* _REQUIRED WORK_:
All entries below need to be written out exactly, but without their pictures.

---+---

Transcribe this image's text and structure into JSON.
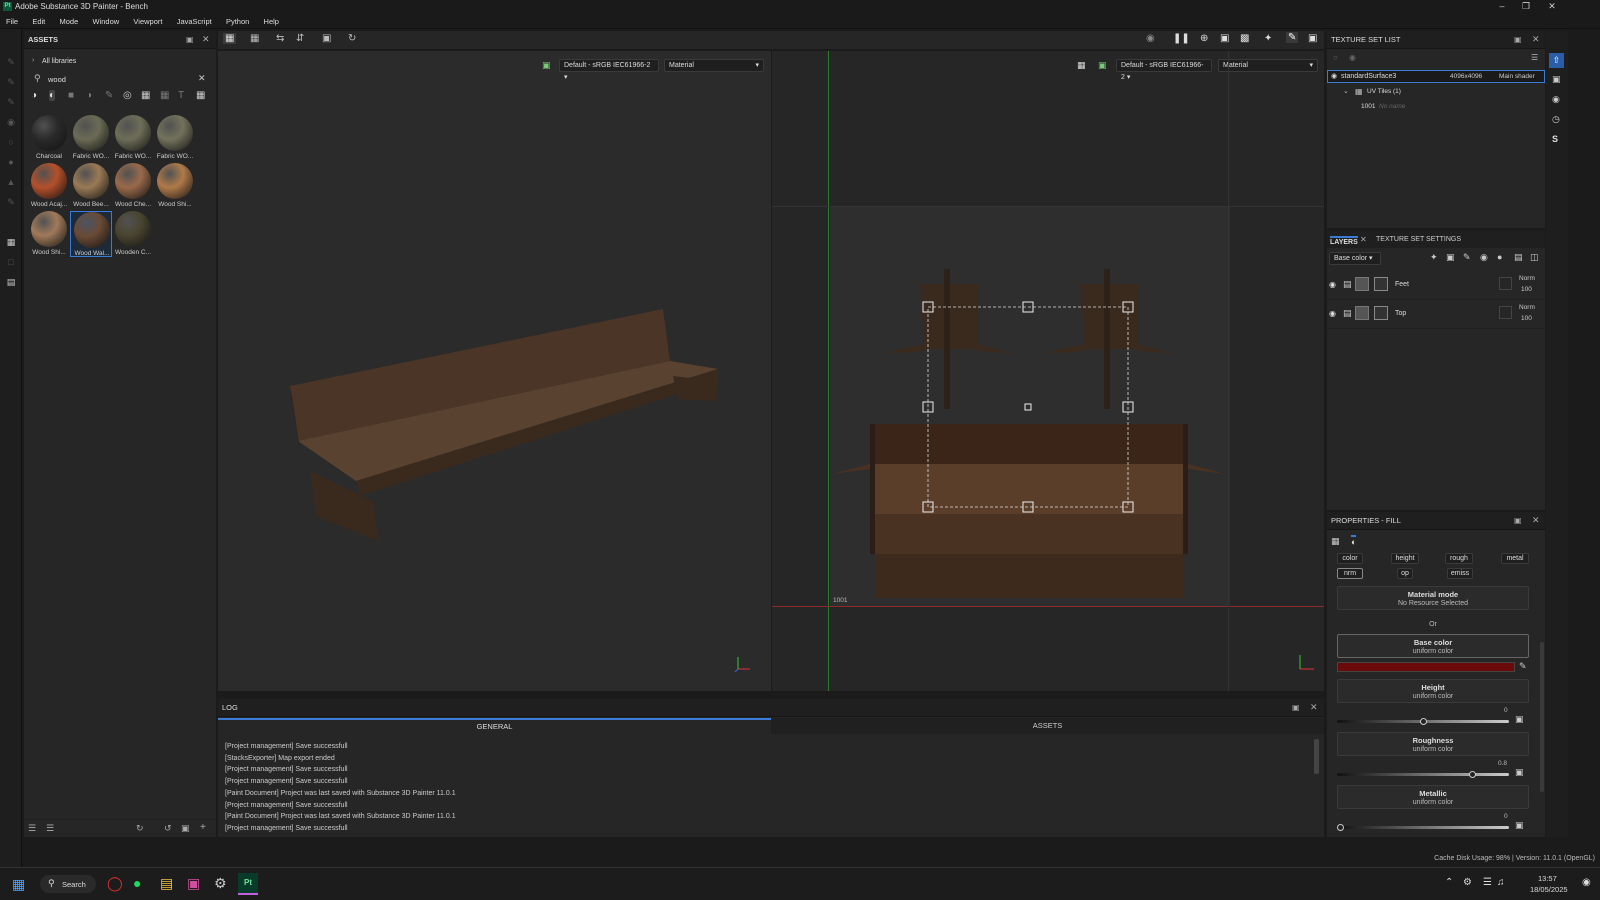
{
  "app": {
    "title": "Adobe Substance 3D Painter - Bench",
    "logo": "Pt"
  },
  "menu": [
    "File",
    "Edit",
    "Mode",
    "Window",
    "Viewport",
    "JavaScript",
    "Python",
    "Help"
  ],
  "assets": {
    "header": "ASSETS",
    "breadcrumb": "All libraries",
    "search_value": "wood",
    "items": [
      {
        "label": "Charcoal",
        "color": "#2a2a2a"
      },
      {
        "label": "Fabric WO...",
        "color": "#6b6b55"
      },
      {
        "label": "Fabric WO...",
        "color": "#6e6e58"
      },
      {
        "label": "Fabric WO...",
        "color": "#72725c"
      },
      {
        "label": "Wood Acaj...",
        "color": "#b4502a"
      },
      {
        "label": "Wood Bee...",
        "color": "#9a7a55"
      },
      {
        "label": "Wood Che...",
        "color": "#9a6a4a"
      },
      {
        "label": "Wood Shi...",
        "color": "#b07a4a"
      },
      {
        "label": "Wood Shi...",
        "color": "#a07a5a"
      },
      {
        "label": "Wood Wal...",
        "color": "#6a4a35"
      },
      {
        "label": "Wooden C...",
        "color": "#4a4530"
      }
    ]
  },
  "viewport3d": {
    "colorspace": "Default - sRGB IEC61966-2",
    "mode": "Material"
  },
  "viewport2d": {
    "colorspace": "Default - sRGB IEC61966-2",
    "mode": "Material",
    "uv_tile": "1001"
  },
  "texture_set": {
    "header": "TEXTURE SET LIST",
    "name": "standardSurface3",
    "size": "4096x4096",
    "shader": "Main shader",
    "uv_tiles": "UV Tiles (1)",
    "tile_id": "1001",
    "tile_name": "No name"
  },
  "layers": {
    "tab1": "LAYERS",
    "tab2": "TEXTURE SET SETTINGS",
    "channel": "Base color",
    "items": [
      {
        "name": "Feet",
        "blend": "Norm",
        "opacity": "100"
      },
      {
        "name": "Top",
        "blend": "Norm",
        "opacity": "100"
      }
    ]
  },
  "properties": {
    "header": "PROPERTIES - FILL",
    "channels_row1": [
      "color",
      "height",
      "rough",
      "metal"
    ],
    "channels_row2": [
      "nrm",
      "op",
      "emiss"
    ],
    "material_mode": "Material mode",
    "no_resource": "No Resource Selected",
    "or": "Or",
    "uniform": "uniform color",
    "base_color": "Base color",
    "base_color_value": "#6a0a0a",
    "height": "Height",
    "height_value": "0",
    "height_level": 0.5,
    "roughness": "Roughness",
    "roughness_value": "0.8",
    "roughness_level": 0.8,
    "metallic": "Metallic",
    "metallic_value": "0",
    "metallic_level": 0
  },
  "log": {
    "header": "LOG",
    "tab_general": "GENERAL",
    "tab_assets": "ASSETS",
    "lines": [
      "[Project management] Save successfull",
      "[StacksExporter] Map export ended",
      "[Project management] Save successfull",
      "[Project management] Save successfull",
      "[Paint Document] Project was last saved with Substance 3D Painter 11.0.1",
      "[Project management] Save successfull",
      "[Paint Document] Project was last saved with Substance 3D Painter 11.0.1",
      "[Project management] Save successfull"
    ]
  },
  "status": "Cache Disk Usage:  98% | Version: 11.0.1 (OpenGL)",
  "taskbar": {
    "search": "Search",
    "time": "13:57",
    "date": "18/05/2025"
  }
}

---+---

* _THE REPLY_:
Transcribe this image's text and structure into JSON.
{
  "app": {
    "title": "Adobe Substance 3D Painter - Bench",
    "logo": "Pt"
  },
  "menu": [
    "File",
    "Edit",
    "Mode",
    "Window",
    "Viewport",
    "JavaScript",
    "Python",
    "Help"
  ],
  "assets": {
    "header": "ASSETS",
    "breadcrumb": "All libraries",
    "search_value": "wood",
    "items": [
      {
        "label": "Charcoal",
        "color": "#2a2a2a"
      },
      {
        "label": "Fabric WO...",
        "color": "#6b6b55"
      },
      {
        "label": "Fabric WO...",
        "color": "#6e6e58"
      },
      {
        "label": "Fabric WO...",
        "color": "#72725c"
      },
      {
        "label": "Wood Acaj...",
        "color": "#b4502a"
      },
      {
        "label": "Wood Bee...",
        "color": "#9a7a55"
      },
      {
        "label": "Wood Che...",
        "color": "#9a6a4a"
      },
      {
        "label": "Wood Shi...",
        "color": "#b07a4a"
      },
      {
        "label": "Wood Shi...",
        "color": "#a07a5a"
      },
      {
        "label": "Wood Wal...",
        "color": "#6a4a35"
      },
      {
        "label": "Wooden C...",
        "color": "#4a4530"
      }
    ]
  },
  "viewport3d": {
    "colorspace": "Default - sRGB IEC61966-2",
    "mode": "Material"
  },
  "viewport2d": {
    "colorspace": "Default - sRGB IEC61966-2",
    "mode": "Material",
    "uv_tile": "1001"
  },
  "texture_set": {
    "header": "TEXTURE SET LIST",
    "name": "standardSurface3",
    "size": "4096x4096",
    "shader": "Main shader",
    "uv_tiles": "UV Tiles (1)",
    "tile_id": "1001",
    "tile_name": "No name"
  },
  "layers": {
    "tab1": "LAYERS",
    "tab2": "TEXTURE SET SETTINGS",
    "channel": "Base color",
    "items": [
      {
        "name": "Feet",
        "blend": "Norm",
        "opacity": "100"
      },
      {
        "name": "Top",
        "blend": "Norm",
        "opacity": "100"
      }
    ]
  },
  "properties": {
    "header": "PROPERTIES - FILL",
    "channels_row1": [
      "color",
      "height",
      "rough",
      "metal"
    ],
    "channels_row2": [
      "nrm",
      "op",
      "emiss"
    ],
    "material_mode": "Material mode",
    "no_resource": "No Resource Selected",
    "or": "Or",
    "uniform": "uniform color",
    "base_color": "Base color",
    "base_color_value": "#6a0a0a",
    "height": "Height",
    "height_value": "0",
    "height_level": 0.5,
    "roughness": "Roughness",
    "roughness_value": "0.8",
    "roughness_level": 0.8,
    "metallic": "Metallic",
    "metallic_value": "0",
    "metallic_level": 0
  },
  "log": {
    "header": "LOG",
    "tab_general": "GENERAL",
    "tab_assets": "ASSETS",
    "lines": [
      "[Project management] Save successfull",
      "[StacksExporter] Map export ended",
      "[Project management] Save successfull",
      "[Project management] Save successfull",
      "[Paint Document] Project was last saved with Substance 3D Painter 11.0.1",
      "[Project management] Save successfull",
      "[Paint Document] Project was last saved with Substance 3D Painter 11.0.1",
      "[Project management] Save successfull"
    ]
  },
  "status": "Cache Disk Usage:  98% | Version: 11.0.1 (OpenGL)",
  "taskbar": {
    "search": "Search",
    "time": "13:57",
    "date": "18/05/2025"
  }
}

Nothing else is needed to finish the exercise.